> **REQUIRED WORK**
Each line containing the word "text" should be found and copied.

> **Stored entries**
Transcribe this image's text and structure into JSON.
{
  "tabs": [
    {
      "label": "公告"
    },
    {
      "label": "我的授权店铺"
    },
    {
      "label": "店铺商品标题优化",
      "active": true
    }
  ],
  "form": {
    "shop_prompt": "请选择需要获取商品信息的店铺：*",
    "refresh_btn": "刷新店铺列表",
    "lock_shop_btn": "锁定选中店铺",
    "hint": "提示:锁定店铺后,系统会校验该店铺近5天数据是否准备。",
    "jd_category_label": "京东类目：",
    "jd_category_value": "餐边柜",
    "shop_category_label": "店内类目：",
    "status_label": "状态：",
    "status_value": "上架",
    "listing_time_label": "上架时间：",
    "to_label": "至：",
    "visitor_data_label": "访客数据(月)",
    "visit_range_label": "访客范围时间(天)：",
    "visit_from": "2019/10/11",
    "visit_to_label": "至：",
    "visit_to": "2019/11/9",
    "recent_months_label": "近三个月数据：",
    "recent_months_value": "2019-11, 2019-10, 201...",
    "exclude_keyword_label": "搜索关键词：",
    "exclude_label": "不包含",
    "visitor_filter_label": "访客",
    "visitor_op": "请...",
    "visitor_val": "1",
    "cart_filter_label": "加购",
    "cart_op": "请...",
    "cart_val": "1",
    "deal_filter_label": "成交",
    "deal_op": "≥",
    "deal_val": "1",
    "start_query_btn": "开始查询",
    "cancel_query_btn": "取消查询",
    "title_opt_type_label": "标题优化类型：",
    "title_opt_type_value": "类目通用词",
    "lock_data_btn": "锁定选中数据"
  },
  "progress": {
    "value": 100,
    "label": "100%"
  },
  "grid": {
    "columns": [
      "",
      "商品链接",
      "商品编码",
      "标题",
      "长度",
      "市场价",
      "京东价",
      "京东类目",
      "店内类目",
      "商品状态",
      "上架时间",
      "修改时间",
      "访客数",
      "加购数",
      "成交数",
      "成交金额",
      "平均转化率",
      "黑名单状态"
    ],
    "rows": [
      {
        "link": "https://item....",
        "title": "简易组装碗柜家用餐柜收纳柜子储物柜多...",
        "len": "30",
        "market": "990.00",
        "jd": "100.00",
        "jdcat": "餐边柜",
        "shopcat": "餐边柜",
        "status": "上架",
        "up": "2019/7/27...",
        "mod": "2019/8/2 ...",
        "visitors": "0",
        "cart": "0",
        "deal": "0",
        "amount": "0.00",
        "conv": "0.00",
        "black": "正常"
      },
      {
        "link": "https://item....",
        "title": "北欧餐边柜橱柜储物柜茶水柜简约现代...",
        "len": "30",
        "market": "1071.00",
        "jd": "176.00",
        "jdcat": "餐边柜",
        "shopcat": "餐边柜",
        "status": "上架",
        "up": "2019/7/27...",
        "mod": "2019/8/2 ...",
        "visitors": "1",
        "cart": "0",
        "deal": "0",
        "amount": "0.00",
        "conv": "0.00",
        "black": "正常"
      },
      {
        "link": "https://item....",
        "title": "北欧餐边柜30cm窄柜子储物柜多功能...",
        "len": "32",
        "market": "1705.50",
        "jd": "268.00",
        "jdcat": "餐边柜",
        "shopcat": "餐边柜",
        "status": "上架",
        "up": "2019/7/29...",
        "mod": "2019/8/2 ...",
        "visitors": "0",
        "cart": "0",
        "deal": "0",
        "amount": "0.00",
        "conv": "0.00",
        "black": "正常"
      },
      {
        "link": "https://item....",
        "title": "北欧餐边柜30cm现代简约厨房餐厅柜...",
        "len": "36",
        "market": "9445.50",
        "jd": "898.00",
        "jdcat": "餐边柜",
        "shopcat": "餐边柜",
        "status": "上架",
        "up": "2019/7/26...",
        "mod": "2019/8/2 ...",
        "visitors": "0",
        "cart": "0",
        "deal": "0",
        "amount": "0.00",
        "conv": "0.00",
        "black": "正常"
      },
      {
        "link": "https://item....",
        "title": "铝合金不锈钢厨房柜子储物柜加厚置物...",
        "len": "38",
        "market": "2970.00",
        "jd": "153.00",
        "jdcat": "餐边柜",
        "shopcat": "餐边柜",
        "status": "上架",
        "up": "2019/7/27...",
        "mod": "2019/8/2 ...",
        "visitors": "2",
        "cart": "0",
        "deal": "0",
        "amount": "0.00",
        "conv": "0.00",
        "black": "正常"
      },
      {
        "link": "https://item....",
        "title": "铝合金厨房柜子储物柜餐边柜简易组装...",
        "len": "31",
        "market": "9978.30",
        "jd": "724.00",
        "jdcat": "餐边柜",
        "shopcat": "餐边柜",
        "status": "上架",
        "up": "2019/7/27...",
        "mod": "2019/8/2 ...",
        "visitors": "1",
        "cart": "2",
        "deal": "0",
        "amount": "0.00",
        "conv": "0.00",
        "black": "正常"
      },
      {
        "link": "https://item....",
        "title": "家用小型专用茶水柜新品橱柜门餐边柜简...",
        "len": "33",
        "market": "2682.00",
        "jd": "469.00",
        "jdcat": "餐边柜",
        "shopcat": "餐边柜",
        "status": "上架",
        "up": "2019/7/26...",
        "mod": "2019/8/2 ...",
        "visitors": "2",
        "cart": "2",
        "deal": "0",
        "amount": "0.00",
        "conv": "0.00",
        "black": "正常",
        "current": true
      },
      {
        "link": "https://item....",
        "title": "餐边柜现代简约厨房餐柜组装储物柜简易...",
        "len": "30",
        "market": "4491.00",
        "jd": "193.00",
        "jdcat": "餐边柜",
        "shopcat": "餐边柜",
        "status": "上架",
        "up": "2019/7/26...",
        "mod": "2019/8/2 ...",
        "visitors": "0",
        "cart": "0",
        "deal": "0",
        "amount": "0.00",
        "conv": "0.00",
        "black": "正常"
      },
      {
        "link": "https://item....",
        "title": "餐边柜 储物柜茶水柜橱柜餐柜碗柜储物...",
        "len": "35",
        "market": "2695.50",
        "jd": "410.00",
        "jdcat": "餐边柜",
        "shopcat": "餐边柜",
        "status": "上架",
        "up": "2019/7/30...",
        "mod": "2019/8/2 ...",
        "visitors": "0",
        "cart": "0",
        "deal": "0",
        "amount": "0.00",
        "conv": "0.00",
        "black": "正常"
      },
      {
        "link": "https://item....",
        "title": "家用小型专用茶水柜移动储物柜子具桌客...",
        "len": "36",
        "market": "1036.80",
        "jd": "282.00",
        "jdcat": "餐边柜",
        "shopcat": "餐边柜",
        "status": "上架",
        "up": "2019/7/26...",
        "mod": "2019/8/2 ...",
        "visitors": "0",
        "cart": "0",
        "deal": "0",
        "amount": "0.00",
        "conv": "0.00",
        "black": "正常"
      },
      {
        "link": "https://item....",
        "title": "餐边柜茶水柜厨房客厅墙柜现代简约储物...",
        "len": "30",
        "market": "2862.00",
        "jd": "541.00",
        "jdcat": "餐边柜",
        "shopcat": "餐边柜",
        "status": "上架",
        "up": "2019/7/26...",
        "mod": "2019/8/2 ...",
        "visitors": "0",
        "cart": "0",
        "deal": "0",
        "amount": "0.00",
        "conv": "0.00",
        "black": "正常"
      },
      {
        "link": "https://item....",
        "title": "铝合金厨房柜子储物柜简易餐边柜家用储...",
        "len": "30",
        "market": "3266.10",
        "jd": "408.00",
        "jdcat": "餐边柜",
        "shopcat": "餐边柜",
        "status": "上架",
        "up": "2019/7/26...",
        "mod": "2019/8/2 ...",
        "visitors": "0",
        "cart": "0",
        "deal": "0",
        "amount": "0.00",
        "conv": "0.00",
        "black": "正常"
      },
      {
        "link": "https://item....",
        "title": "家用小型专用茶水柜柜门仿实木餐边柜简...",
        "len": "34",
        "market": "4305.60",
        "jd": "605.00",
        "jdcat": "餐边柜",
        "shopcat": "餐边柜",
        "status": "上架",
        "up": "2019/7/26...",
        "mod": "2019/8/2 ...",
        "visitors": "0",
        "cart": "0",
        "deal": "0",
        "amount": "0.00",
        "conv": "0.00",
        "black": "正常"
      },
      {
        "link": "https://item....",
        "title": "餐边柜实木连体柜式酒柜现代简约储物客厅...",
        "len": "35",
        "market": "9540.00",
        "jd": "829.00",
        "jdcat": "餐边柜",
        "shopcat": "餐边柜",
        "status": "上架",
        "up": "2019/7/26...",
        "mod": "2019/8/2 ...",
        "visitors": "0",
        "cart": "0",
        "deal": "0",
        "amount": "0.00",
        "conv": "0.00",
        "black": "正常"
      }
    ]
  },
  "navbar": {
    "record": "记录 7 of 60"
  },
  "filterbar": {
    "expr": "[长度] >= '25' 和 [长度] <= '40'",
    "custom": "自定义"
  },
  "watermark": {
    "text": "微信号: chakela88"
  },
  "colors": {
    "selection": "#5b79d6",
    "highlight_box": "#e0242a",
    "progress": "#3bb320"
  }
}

> **SOLUTION FOR THIS EXERCISE**
Transcribe this image's text and structure into JSON.
    "text": "微信号: chakela88"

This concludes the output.